What the task asks = Convert the lines of the records into a JSON list of strings, with one string per line and blank lines omitted, and leave the pictures out.

--- Data rows ---

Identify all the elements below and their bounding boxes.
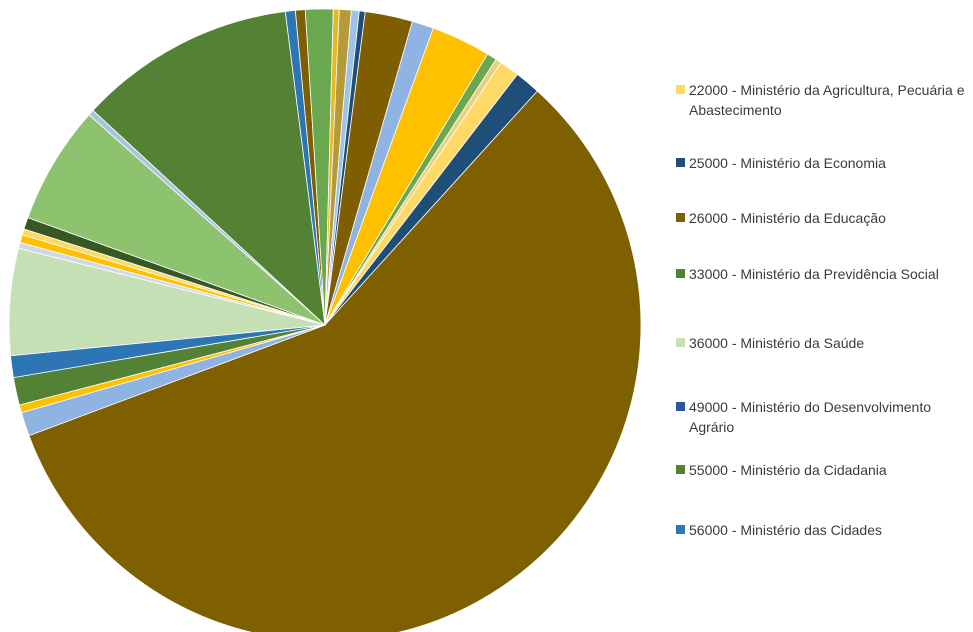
legend-item: 22000 - Ministério da Agricultura, Pecuá…: [676, 80, 973, 120]
legend-label: 25000 - Ministério da Economia: [689, 155, 886, 171]
legend-item: 49000 - Ministério do Desenvolvimento Ag…: [676, 397, 973, 437]
legend-swatch: [676, 85, 685, 94]
legend-item: 25000 - Ministério da Economia: [676, 153, 973, 173]
legend-label: 22000 - Ministério da Agricultura, Pecuá…: [689, 82, 965, 118]
pie-slice: [92, 11, 326, 327]
pie-slice: [28, 90, 642, 632]
legend-item: 55000 - Ministério da Cidadania: [676, 460, 973, 480]
legend-label: 55000 - Ministério da Cidadania: [689, 462, 887, 478]
legend-label: 36000 - Ministério da Saúde: [689, 335, 865, 351]
legend-label: 26000 - Ministério da Educação: [689, 210, 886, 226]
legend-item: 33000 - Ministério da Previdência Social: [676, 264, 973, 284]
legend-label: 33000 - Ministério da Previdência Social: [689, 266, 939, 282]
legend-label: 49000 - Ministério do Desenvolvimento Ag…: [689, 399, 932, 435]
legend-swatch: [676, 465, 685, 474]
legend-item: 56000 - Ministério das Cidades: [676, 520, 973, 540]
legend-swatch: [676, 525, 685, 534]
legend-swatch: [676, 269, 685, 278]
legend-swatch: [676, 402, 685, 411]
legend-label: 56000 - Ministério das Cidades: [689, 522, 882, 538]
legend-swatch: [676, 338, 685, 347]
legend-swatch: [676, 213, 685, 222]
pie-slice: [27, 114, 326, 326]
legend-item: 36000 - Ministério da Saúde: [676, 333, 973, 353]
legend-item: 26000 - Ministério da Educação: [676, 208, 973, 228]
pie-slice: [284, 9, 326, 326]
legend-swatch: [676, 158, 685, 167]
pie-slices: [8, 8, 642, 632]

---

Solution to this task =
[
  "Identify all the elements below and their bounding boxes.",
  "legend-item: 22000 - Ministério da Agricultura, Pecuá…: [676, 80, 973, 120]",
  "legend-label: 25000 - Ministério da Economia: [689, 155, 886, 171]",
  "legend-item: 49000 - Ministério do Desenvolvimento Ag…: [676, 397, 973, 437]",
  "legend-swatch: [676, 85, 685, 94]",
  "legend-item: 25000 - Ministério da Economia: [676, 153, 973, 173]",
  "legend-label: 22000 - Ministério da Agricultura, Pecuá…: [689, 82, 965, 118]",
  "pie-slice: [92, 11, 326, 327]",
  "pie-slice: [28, 90, 642, 632]",
  "legend-item: 55000 - Ministério da Cidadania: [676, 460, 973, 480]",
  "legend-label: 55000 - Ministério da Cidadania: [689, 462, 887, 478]",
  "legend-label: 36000 - Ministério da Saúde: [689, 335, 865, 351]",
  "legend-label: 26000 - Ministério da Educação: [689, 210, 886, 226]",
  "legend-item: 33000 - Ministério da Previdência Social: [676, 264, 973, 284]",
  "legend-label: 33000 - Ministério da Previdência Social: [689, 266, 939, 282]",
  "legend-label: 49000 - Ministério do Desenvolvimento Ag…: [689, 399, 932, 435]",
  "legend-swatch: [676, 465, 685, 474]",
  "legend-item: 56000 - Ministério das Cidades: [676, 520, 973, 540]",
  "legend-swatch: [676, 525, 685, 534]",
  "legend-swatch: [676, 269, 685, 278]",
  "legend-swatch: [676, 402, 685, 411]",
  "legend-label: 56000 - Ministério das Cidades: [689, 522, 882, 538]",
  "legend-swatch: [676, 338, 685, 347]",
  "legend-swatch: [676, 213, 685, 222]",
  "pie-slice: [27, 114, 326, 326]",
  "legend-item: 36000 - Ministério da Saúde: [676, 333, 973, 353]",
  "legend-item: 26000 - Ministério da Educação: [676, 208, 973, 228]",
  "pie-slice: [284, 9, 326, 326]",
  "legend-swatch: [676, 158, 685, 167]",
  "pie-slices: [8, 8, 642, 632]"
]